> [To do]
Copy every one of the entries below line for line, changing nothing.

> [Records supplied]
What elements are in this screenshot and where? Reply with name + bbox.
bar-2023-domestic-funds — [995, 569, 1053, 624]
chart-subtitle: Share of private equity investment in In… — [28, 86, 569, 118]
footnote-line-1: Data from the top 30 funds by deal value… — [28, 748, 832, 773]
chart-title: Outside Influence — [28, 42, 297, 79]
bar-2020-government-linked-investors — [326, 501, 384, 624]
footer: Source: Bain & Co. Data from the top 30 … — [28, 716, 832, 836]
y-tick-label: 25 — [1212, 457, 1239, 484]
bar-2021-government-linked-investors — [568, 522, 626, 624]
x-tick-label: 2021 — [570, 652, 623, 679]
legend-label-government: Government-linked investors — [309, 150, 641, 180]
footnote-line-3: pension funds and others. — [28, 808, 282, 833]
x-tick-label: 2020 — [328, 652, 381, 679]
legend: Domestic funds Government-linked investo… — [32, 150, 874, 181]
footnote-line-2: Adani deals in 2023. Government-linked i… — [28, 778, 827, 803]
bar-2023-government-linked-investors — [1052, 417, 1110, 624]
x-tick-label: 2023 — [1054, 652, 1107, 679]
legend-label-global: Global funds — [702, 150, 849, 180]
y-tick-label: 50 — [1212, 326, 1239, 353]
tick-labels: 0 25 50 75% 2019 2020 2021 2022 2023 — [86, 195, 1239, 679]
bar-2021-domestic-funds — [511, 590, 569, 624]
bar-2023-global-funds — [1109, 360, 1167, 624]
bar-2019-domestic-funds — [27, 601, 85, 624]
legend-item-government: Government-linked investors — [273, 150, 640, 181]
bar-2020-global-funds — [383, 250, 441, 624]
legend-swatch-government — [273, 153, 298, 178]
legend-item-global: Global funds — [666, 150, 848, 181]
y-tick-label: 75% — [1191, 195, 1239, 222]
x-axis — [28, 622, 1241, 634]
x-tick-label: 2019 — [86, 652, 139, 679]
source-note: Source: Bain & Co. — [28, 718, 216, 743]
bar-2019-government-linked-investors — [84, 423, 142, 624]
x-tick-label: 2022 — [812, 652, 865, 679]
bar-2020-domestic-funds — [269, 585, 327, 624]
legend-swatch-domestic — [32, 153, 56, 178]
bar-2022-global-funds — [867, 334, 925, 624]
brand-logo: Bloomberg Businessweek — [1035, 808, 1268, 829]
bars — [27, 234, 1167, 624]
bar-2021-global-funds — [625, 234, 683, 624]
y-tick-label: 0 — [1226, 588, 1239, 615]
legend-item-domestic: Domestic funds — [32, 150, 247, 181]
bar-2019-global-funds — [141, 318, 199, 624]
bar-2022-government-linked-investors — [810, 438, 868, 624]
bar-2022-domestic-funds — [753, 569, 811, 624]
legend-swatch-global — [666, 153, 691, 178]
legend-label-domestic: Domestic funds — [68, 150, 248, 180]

> [Exercise solution]
What elements are in this screenshot and where? Reply with name + bbox.
bar-2023-domestic-funds — [995, 569, 1053, 624]
chart-subtitle: Share of private equity investment in In… — [28, 86, 569, 118]
footnote-line-1: Data from the top 30 funds by deal value… — [28, 748, 832, 773]
chart-title: Outside Influence — [28, 42, 297, 79]
bar-2020-government-linked-investors — [326, 501, 384, 624]
footer: Source: Bain & Co. Data from the top 30 … — [28, 716, 832, 836]
y-tick-label: 25 — [1212, 457, 1239, 484]
bar-2021-government-linked-investors — [568, 522, 626, 624]
x-tick-label: 2021 — [570, 652, 623, 679]
legend-label-government: Government-linked investors — [309, 150, 641, 180]
footnote-line-3: pension funds and others. — [28, 808, 282, 833]
x-tick-label: 2020 — [328, 652, 381, 679]
legend: Domestic funds Government-linked investo… — [32, 150, 874, 181]
footnote-line-2: Adani deals in 2023. Government-linked i… — [28, 778, 827, 803]
bar-2023-government-linked-investors — [1052, 417, 1110, 624]
x-tick-label: 2023 — [1054, 652, 1107, 679]
legend-label-global: Global funds — [702, 150, 849, 180]
y-tick-label: 50 — [1212, 326, 1239, 353]
tick-labels: 0 25 50 75% 2019 2020 2021 2022 2023 — [86, 195, 1239, 679]
bar-2021-domestic-funds — [511, 590, 569, 624]
bar-2023-global-funds — [1109, 360, 1167, 624]
bar-2019-domestic-funds — [27, 601, 85, 624]
legend-item-government: Government-linked investors — [273, 150, 640, 181]
bar-2020-global-funds — [383, 250, 441, 624]
legend-swatch-government — [273, 153, 298, 178]
legend-item-global: Global funds — [666, 150, 848, 181]
y-tick-label: 75% — [1191, 195, 1239, 222]
x-axis — [28, 622, 1241, 634]
x-tick-label: 2019 — [86, 652, 139, 679]
source-note: Source: Bain & Co. — [28, 718, 216, 743]
bar-2019-government-linked-investors — [84, 423, 142, 624]
x-tick-label: 2022 — [812, 652, 865, 679]
bar-2020-domestic-funds — [269, 585, 327, 624]
legend-swatch-domestic — [32, 153, 56, 178]
bar-2022-global-funds — [867, 334, 925, 624]
brand-logo: Bloomberg Businessweek — [1035, 808, 1268, 829]
bars — [27, 234, 1167, 624]
bar-2021-global-funds — [625, 234, 683, 624]
y-tick-label: 0 — [1226, 588, 1239, 615]
legend-item-domestic: Domestic funds — [32, 150, 247, 181]
bar-2019-global-funds — [141, 318, 199, 624]
bar-2022-government-linked-investors — [810, 438, 868, 624]
bar-2022-domestic-funds — [753, 569, 811, 624]
legend-swatch-global — [666, 153, 691, 178]
legend-label-domestic: Domestic funds — [68, 150, 248, 180]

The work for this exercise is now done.